[BEGIN]

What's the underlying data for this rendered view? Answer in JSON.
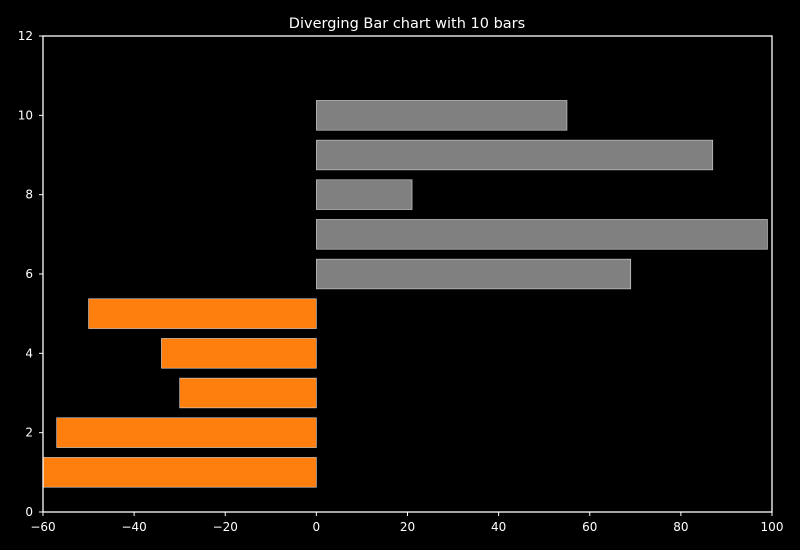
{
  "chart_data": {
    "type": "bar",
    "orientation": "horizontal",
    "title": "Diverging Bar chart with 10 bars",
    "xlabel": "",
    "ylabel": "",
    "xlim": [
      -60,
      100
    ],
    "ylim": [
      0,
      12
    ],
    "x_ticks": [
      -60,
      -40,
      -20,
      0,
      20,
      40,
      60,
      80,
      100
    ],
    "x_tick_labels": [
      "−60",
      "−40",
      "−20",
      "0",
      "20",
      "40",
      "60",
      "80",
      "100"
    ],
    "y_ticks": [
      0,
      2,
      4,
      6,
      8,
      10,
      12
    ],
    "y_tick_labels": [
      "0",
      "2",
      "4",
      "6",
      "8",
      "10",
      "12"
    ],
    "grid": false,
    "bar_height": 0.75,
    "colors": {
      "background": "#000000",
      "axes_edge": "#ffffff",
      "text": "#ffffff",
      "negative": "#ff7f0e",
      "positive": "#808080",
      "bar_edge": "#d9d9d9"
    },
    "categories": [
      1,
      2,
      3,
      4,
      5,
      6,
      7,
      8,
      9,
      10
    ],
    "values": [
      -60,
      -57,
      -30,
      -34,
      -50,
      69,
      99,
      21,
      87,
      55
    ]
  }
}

[END]

With the pictures left out, transcribe the material exactly.

SOLUTION:
What's the underlying data for this rendered view? Answer in JSON.
{
  "chart_data": {
    "type": "bar",
    "orientation": "horizontal",
    "title": "Diverging Bar chart with 10 bars",
    "xlabel": "",
    "ylabel": "",
    "xlim": [
      -60,
      100
    ],
    "ylim": [
      0,
      12
    ],
    "x_ticks": [
      -60,
      -40,
      -20,
      0,
      20,
      40,
      60,
      80,
      100
    ],
    "x_tick_labels": [
      "−60",
      "−40",
      "−20",
      "0",
      "20",
      "40",
      "60",
      "80",
      "100"
    ],
    "y_ticks": [
      0,
      2,
      4,
      6,
      8,
      10,
      12
    ],
    "y_tick_labels": [
      "0",
      "2",
      "4",
      "6",
      "8",
      "10",
      "12"
    ],
    "grid": false,
    "bar_height": 0.75,
    "colors": {
      "background": "#000000",
      "axes_edge": "#ffffff",
      "text": "#ffffff",
      "negative": "#ff7f0e",
      "positive": "#808080",
      "bar_edge": "#d9d9d9"
    },
    "categories": [
      1,
      2,
      3,
      4,
      5,
      6,
      7,
      8,
      9,
      10
    ],
    "values": [
      -60,
      -57,
      -30,
      -34,
      -50,
      69,
      99,
      21,
      87,
      55
    ]
  }
}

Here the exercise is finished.